>> Start

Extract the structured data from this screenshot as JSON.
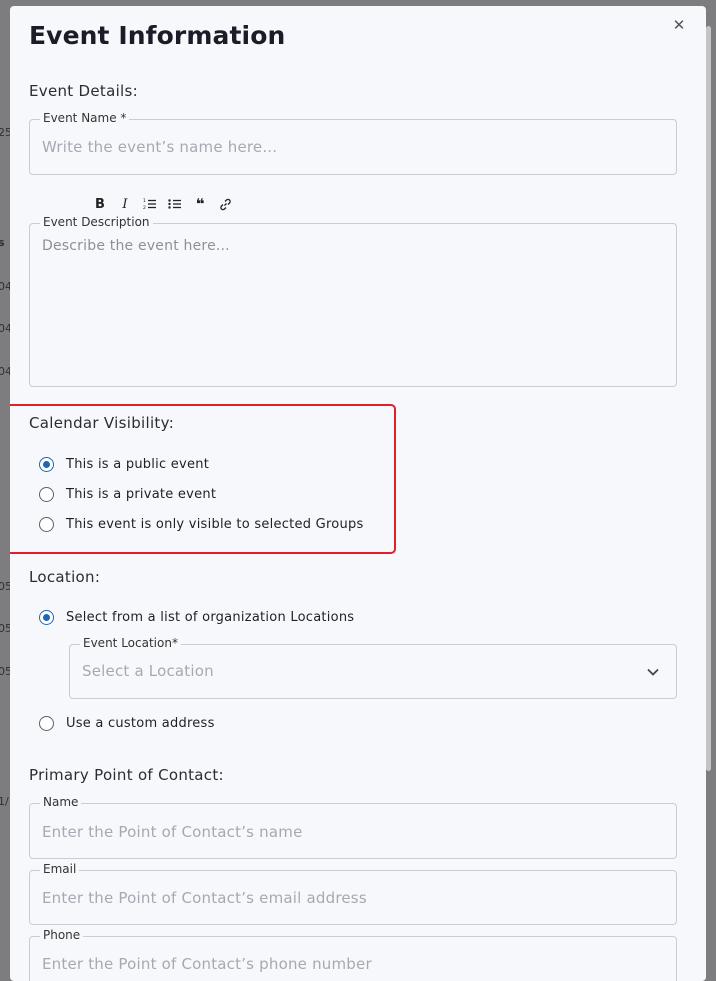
{
  "modal": {
    "title": "Event Information",
    "close_icon": "close-icon",
    "event_details": {
      "section_label": "Event Details:",
      "name_label": "Event Name *",
      "name_placeholder": "Write the event’s name here...",
      "toolbar": [
        "bold-icon",
        "italic-icon",
        "ordered-list-icon",
        "bullet-list-icon",
        "quote-icon",
        "link-icon"
      ],
      "description_label": "Event Description",
      "description_placeholder": "Describe the event here..."
    },
    "calendar_visibility": {
      "section_label": "Calendar Visibility:",
      "options": [
        {
          "label": "This is a public event",
          "checked": true
        },
        {
          "label": "This is a private event",
          "checked": false
        },
        {
          "label": "This event is only visible to selected Groups",
          "checked": false
        }
      ]
    },
    "location": {
      "section_label": "Location:",
      "option_list": {
        "label": "Select from a list of organization Locations",
        "checked": true
      },
      "select_label": "Event Location*",
      "select_placeholder": "Select a Location",
      "option_custom": {
        "label": "Use a custom address",
        "checked": false
      }
    },
    "contact": {
      "section_label": "Primary Point of Contact:",
      "name_label": "Name",
      "name_placeholder": "Enter the Point of Contact’s name",
      "email_label": "Email",
      "email_placeholder": "Enter the Point of Contact’s email address",
      "phone_label": "Phone",
      "phone_placeholder": "Enter the Point of Contact’s phone number"
    }
  },
  "colors": {
    "accent": "#1d68b4",
    "highlight": "#e01f2b",
    "background": "#f7f8fc"
  }
}
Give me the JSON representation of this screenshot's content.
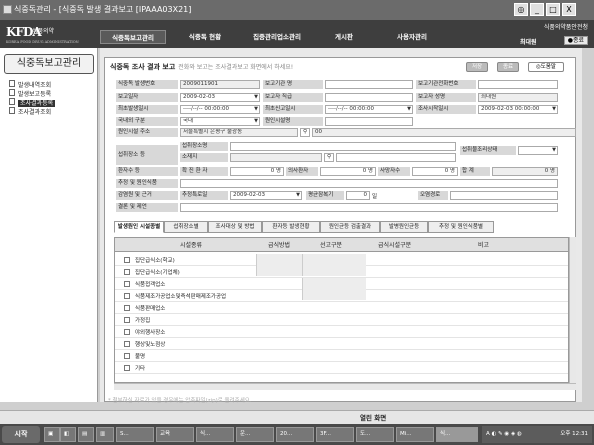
{
  "window": {
    "title": "식중독관리 - [식중독 발생 결과보고 [IPAAA03X21]",
    "minimize": "_",
    "restore": "□",
    "close": "X",
    "extra": "◎"
  },
  "logo": {
    "mark": "KFDA",
    "name": "식품의약",
    "subtitle": "KOREA FOOD DRUG ADMINISTRATION"
  },
  "nav": [
    "식중독보고관리",
    "식중독 현황",
    "집중관리업소관리",
    "게시판",
    "사용자관리"
  ],
  "user": {
    "org": "식품의약품안전청",
    "name": "최대원",
    "logout": "●종료"
  },
  "sidebar": {
    "title": "식중독보고관리",
    "items": [
      "발생내역조회",
      "발생보고등록",
      "조사결과등록",
      "조사결과조회"
    ]
  },
  "panel": {
    "title": "식중독 조사 결과 보고",
    "hint": "전화와 보고는 조사결과보고 화면에서 하세요!",
    "buttons": [
      "저장",
      "종료",
      "◎도움말"
    ]
  },
  "form": {
    "labels": [
      "식중독 발생번호",
      "보고일자",
      "최초발생일시",
      "국내외 구분",
      "원인시설 주소",
      "섭취장소 등",
      "환자수 등",
      "추정 및 원인식품",
      "감염원 및 근거",
      "결론 및 제언",
      "보고기관 명",
      "보고자 직급",
      "최초신고일시",
      "원인시설명",
      "섭취장소명",
      "소재지",
      "확 진 환 자",
      "의사환자",
      "사망자수",
      "합  계",
      "추정특로일",
      "평균잠복기",
      "오염경로",
      "보고기관전화번호",
      "보고자 성명",
      "조사시작일시",
      "섭취물조리상태"
    ],
    "values": {
      "case_no": "2009011901",
      "report_date": "2009-02-03",
      "first_date": "----/--/-- 00:00:00",
      "domestic": "국내",
      "address": "서울특별시 은평구 불광동",
      "addr2": "00",
      "first_report": "----/--/-- 00:00:00",
      "reporter": "최대원",
      "start_date": "2009-02-03 00:00:00",
      "confirmed": "0 명",
      "suspected": "0 명",
      "deaths": "0 명",
      "total": "0 명",
      "est_date": "2009-02-03",
      "incubation": "0",
      "incub_unit": "일"
    }
  },
  "tabs": [
    "발생원인 시설종별",
    "섭취장소별",
    "조사대상 및 방법",
    "환자등 발생현황",
    "원인균등 검출결과",
    "발병원인균등",
    "추정 및 원인식품별"
  ],
  "grid": {
    "headers": [
      "시설종류",
      "급식방법",
      "선고구분",
      "급식시설구분",
      "비고"
    ],
    "rows": [
      "집단급식소(학교)",
      "집단급식소(기업체)",
      "식품접객업소",
      "식품제조가공업소및즉석판매제조가공업",
      "식품판매업소",
      "가정집",
      "야외행사장소",
      "행상및노점상",
      "불명",
      "기타"
    ]
  },
  "footnote": "* 첨부하실 자료가 있을 경우에는 압축파일(zip)로 올려주세요.",
  "statusbar": {
    "text": "열린 화면"
  },
  "taskbar": {
    "start": "시작",
    "tasks": [
      "S...",
      "교육",
      "식...",
      "운...",
      "20...",
      "3F...",
      "도...",
      "Mi...",
      "식..."
    ],
    "clock": "오후 12:31"
  }
}
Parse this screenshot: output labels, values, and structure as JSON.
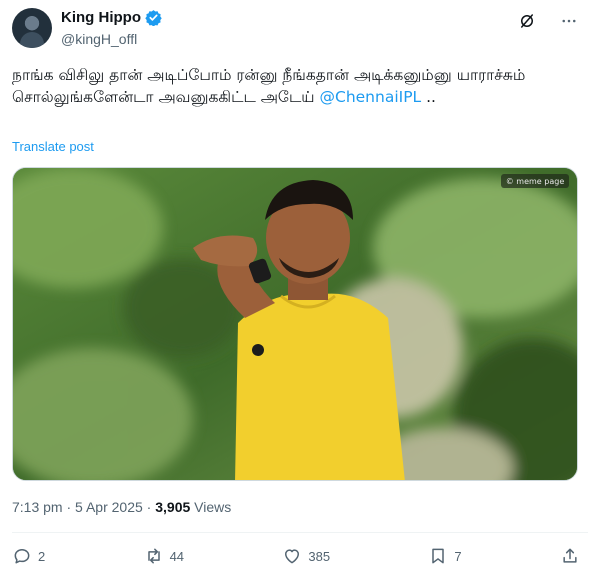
{
  "author": {
    "display_name": "King Hippo",
    "handle": "@kingH_offl"
  },
  "tweet": {
    "text_main": "நாங்க விசிலு தான் அடிப்போம் ரன்னு நீங்கதான் அடிக்கனும்னு யாராச்சும் சொல்லுங்களேன்டா அவனுககிட்ட அடேய் ",
    "mention": "@ChennaiIPL",
    "text_end": " ..",
    "translate_label": "Translate post",
    "media_watermark": "© meme page",
    "time": "7:13 pm",
    "date": "5 Apr 2025",
    "views_count": "3,905",
    "views_label": "Views"
  },
  "engagement": {
    "replies": "2",
    "reposts": "44",
    "likes": "385",
    "bookmarks": "7"
  },
  "icons": [
    "verified-badge-icon",
    "grok-icon",
    "more-icon",
    "reply-icon",
    "repost-icon",
    "like-icon",
    "bookmark-icon",
    "share-icon"
  ],
  "colors": {
    "accent": "#1d9bf0",
    "text": "#0f1419",
    "secondary": "#536471",
    "shirt": "#f2cf2d"
  }
}
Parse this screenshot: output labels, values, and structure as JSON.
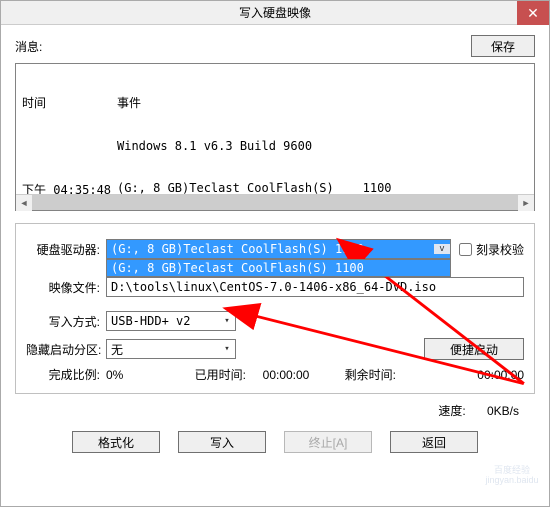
{
  "window": {
    "title": "写入硬盘映像"
  },
  "messages": {
    "label": "消息:",
    "save": "保存",
    "headers": {
      "time": "时间",
      "event": "事件"
    },
    "rows": [
      {
        "time": "",
        "event": "Windows 8.1 v6.3 Build 9600"
      },
      {
        "time": "下午 04:35:48",
        "event": "(G:, 8 GB)Teclast CoolFlash(S)    1100"
      }
    ]
  },
  "fields": {
    "drive": {
      "label": "硬盘驱动器:",
      "value": "(G:, 8 GB)Teclast CoolFlash(S)    1100",
      "options": [
        "(G:, 8 GB)Teclast CoolFlash(S)    1100"
      ],
      "verify_label": "刻录校验",
      "verify_checked": false
    },
    "image": {
      "label": "映像文件:",
      "value": "D:\\tools\\linux\\CentOS-7.0-1406-x86_64-DVD.iso"
    },
    "write_mode": {
      "label": "写入方式:",
      "value": "USB-HDD+ v2"
    },
    "hide_boot": {
      "label": "隐藏启动分区:",
      "value": "无",
      "quick_boot": "便捷启动"
    }
  },
  "status": {
    "done_label": "完成比例:",
    "done_value": "0%",
    "elapsed_label": "已用时间:",
    "elapsed_value": "00:00:00",
    "remain_label": "剩余时间:",
    "remain_value": "00:00:00"
  },
  "speed": {
    "label": "速度:",
    "value": "0KB/s"
  },
  "buttons": {
    "format": "格式化",
    "write": "写入",
    "abort": "终止[A]",
    "back": "返回"
  }
}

>> End

● Job: Transcribe the full listing above exactly, with the images removed.

● Written answer:
Extract the structured data from this screenshot as JSON.
{
  "modal": {
    "title": "Event Information",
    "close_icon": "close-icon",
    "event_details": {
      "section_label": "Event Details:",
      "name_label": "Event Name *",
      "name_placeholder": "Write the event’s name here...",
      "toolbar": [
        "bold-icon",
        "italic-icon",
        "ordered-list-icon",
        "bullet-list-icon",
        "quote-icon",
        "link-icon"
      ],
      "description_label": "Event Description",
      "description_placeholder": "Describe the event here..."
    },
    "calendar_visibility": {
      "section_label": "Calendar Visibility:",
      "options": [
        {
          "label": "This is a public event",
          "checked": true
        },
        {
          "label": "This is a private event",
          "checked": false
        },
        {
          "label": "This event is only visible to selected Groups",
          "checked": false
        }
      ]
    },
    "location": {
      "section_label": "Location:",
      "option_list": {
        "label": "Select from a list of organization Locations",
        "checked": true
      },
      "select_label": "Event Location*",
      "select_placeholder": "Select a Location",
      "option_custom": {
        "label": "Use a custom address",
        "checked": false
      }
    },
    "contact": {
      "section_label": "Primary Point of Contact:",
      "name_label": "Name",
      "name_placeholder": "Enter the Point of Contact’s name",
      "email_label": "Email",
      "email_placeholder": "Enter the Point of Contact’s email address",
      "phone_label": "Phone",
      "phone_placeholder": "Enter the Point of Contact’s phone number"
    }
  },
  "colors": {
    "accent": "#1d68b4",
    "highlight": "#e01f2b",
    "background": "#f7f8fc"
  }
}
Give me the JSON representation of this screenshot's content.
{
  "window": {
    "title": "식중독관리 - [식중독 발생 결과보고 [IPAAA03X21]",
    "minimize": "_",
    "restore": "□",
    "close": "X",
    "extra": "◎"
  },
  "logo": {
    "mark": "KFDA",
    "name": "식품의약",
    "subtitle": "KOREA FOOD DRUG ADMINISTRATION"
  },
  "nav": [
    "식중독보고관리",
    "식중독 현황",
    "집중관리업소관리",
    "게시판",
    "사용자관리"
  ],
  "user": {
    "org": "식품의약품안전청",
    "name": "최대원",
    "logout": "●종료"
  },
  "sidebar": {
    "title": "식중독보고관리",
    "items": [
      "발생내역조회",
      "발생보고등록",
      "조사결과등록",
      "조사결과조회"
    ]
  },
  "panel": {
    "title": "식중독 조사 결과 보고",
    "hint": "전화와 보고는 조사결과보고 화면에서 하세요!",
    "buttons": [
      "저장",
      "종료",
      "◎도움말"
    ]
  },
  "form": {
    "labels": [
      "식중독 발생번호",
      "보고일자",
      "최초발생일시",
      "국내외 구분",
      "원인시설 주소",
      "섭취장소 등",
      "환자수 등",
      "추정 및 원인식품",
      "감염원 및 근거",
      "결론 및 제언",
      "보고기관 명",
      "보고자 직급",
      "최초신고일시",
      "원인시설명",
      "섭취장소명",
      "소재지",
      "확 진 환 자",
      "의사환자",
      "사망자수",
      "합  계",
      "추정특로일",
      "평균잠복기",
      "오염경로",
      "보고기관전화번호",
      "보고자 성명",
      "조사시작일시",
      "섭취물조리상태"
    ],
    "values": {
      "case_no": "2009011901",
      "report_date": "2009-02-03",
      "first_date": "----/--/-- 00:00:00",
      "domestic": "국내",
      "address": "서울특별시 은평구 불광동",
      "addr2": "00",
      "first_report": "----/--/-- 00:00:00",
      "reporter": "최대원",
      "start_date": "2009-02-03 00:00:00",
      "confirmed": "0 명",
      "suspected": "0 명",
      "deaths": "0 명",
      "total": "0 명",
      "est_date": "2009-02-03",
      "incubation": "0",
      "incub_unit": "일"
    }
  },
  "tabs": [
    "발생원인 시설종별",
    "섭취장소별",
    "조사대상 및 방법",
    "환자등 발생현황",
    "원인균등 검출결과",
    "발병원인균등",
    "추정 및 원인식품별"
  ],
  "grid": {
    "headers": [
      "시설종류",
      "급식방법",
      "선고구분",
      "급식시설구분",
      "비고"
    ],
    "rows": [
      "집단급식소(학교)",
      "집단급식소(기업체)",
      "식품접객업소",
      "식품제조가공업소및즉석판매제조가공업",
      "식품판매업소",
      "가정집",
      "야외행사장소",
      "행상및노점상",
      "불명",
      "기타"
    ]
  },
  "footnote": "* 첨부하실 자료가 있을 경우에는 압축파일(zip)로 올려주세요.",
  "statusbar": {
    "text": "열린 화면"
  },
  "taskbar": {
    "start": "시작",
    "tasks": [
      "S...",
      "교육",
      "식...",
      "운...",
      "20...",
      "3F...",
      "도...",
      "Mi...",
      "식..."
    ],
    "clock": "오후 12:31"
  }
}
Parse this screenshot: output labels, values, and structure as JSON.
{
  "author": {
    "display_name": "King Hippo",
    "handle": "@kingH_offl"
  },
  "tweet": {
    "text_main": "நாங்க விசிலு தான் அடிப்போம் ரன்னு நீங்கதான் அடிக்கனும்னு யாராச்சும் சொல்லுங்களேன்டா அவனுககிட்ட அடேய் ",
    "mention": "@ChennaiIPL",
    "text_end": " ..",
    "translate_label": "Translate post",
    "media_watermark": "© meme page",
    "time": "7:13 pm",
    "date": "5 Apr 2025",
    "views_count": "3,905",
    "views_label": "Views"
  },
  "engagement": {
    "replies": "2",
    "reposts": "44",
    "likes": "385",
    "bookmarks": "7"
  },
  "icons": [
    "verified-badge-icon",
    "grok-icon",
    "more-icon",
    "reply-icon",
    "repost-icon",
    "like-icon",
    "bookmark-icon",
    "share-icon"
  ],
  "colors": {
    "accent": "#1d9bf0",
    "text": "#0f1419",
    "secondary": "#536471",
    "shirt": "#f2cf2d"
  }
}
Parse this screenshot: output labels, values, and structure as JSON.
{
  "window": {
    "title": "写入硬盘映像"
  },
  "messages": {
    "label": "消息:",
    "save": "保存",
    "headers": {
      "time": "时间",
      "event": "事件"
    },
    "rows": [
      {
        "time": "",
        "event": "Windows 8.1 v6.3 Build 9600"
      },
      {
        "time": "下午 04:35:48",
        "event": "(G:, 8 GB)Teclast CoolFlash(S)    1100"
      }
    ]
  },
  "fields": {
    "drive": {
      "label": "硬盘驱动器:",
      "value": "(G:, 8 GB)Teclast CoolFlash(S)    1100",
      "options": [
        "(G:, 8 GB)Teclast CoolFlash(S)    1100"
      ],
      "verify_label": "刻录校验",
      "verify_checked": false
    },
    "image": {
      "label": "映像文件:",
      "value": "D:\\tools\\linux\\CentOS-7.0-1406-x86_64-DVD.iso"
    },
    "write_mode": {
      "label": "写入方式:",
      "value": "USB-HDD+ v2"
    },
    "hide_boot": {
      "label": "隐藏启动分区:",
      "value": "无",
      "quick_boot": "便捷启动"
    }
  },
  "status": {
    "done_label": "完成比例:",
    "done_value": "0%",
    "elapsed_label": "已用时间:",
    "elapsed_value": "00:00:00",
    "remain_label": "剩余时间:",
    "remain_value": "00:00:00"
  },
  "speed": {
    "label": "速度:",
    "value": "0KB/s"
  },
  "buttons": {
    "format": "格式化",
    "write": "写入",
    "abort": "终止[A]",
    "back": "返回"
  }
}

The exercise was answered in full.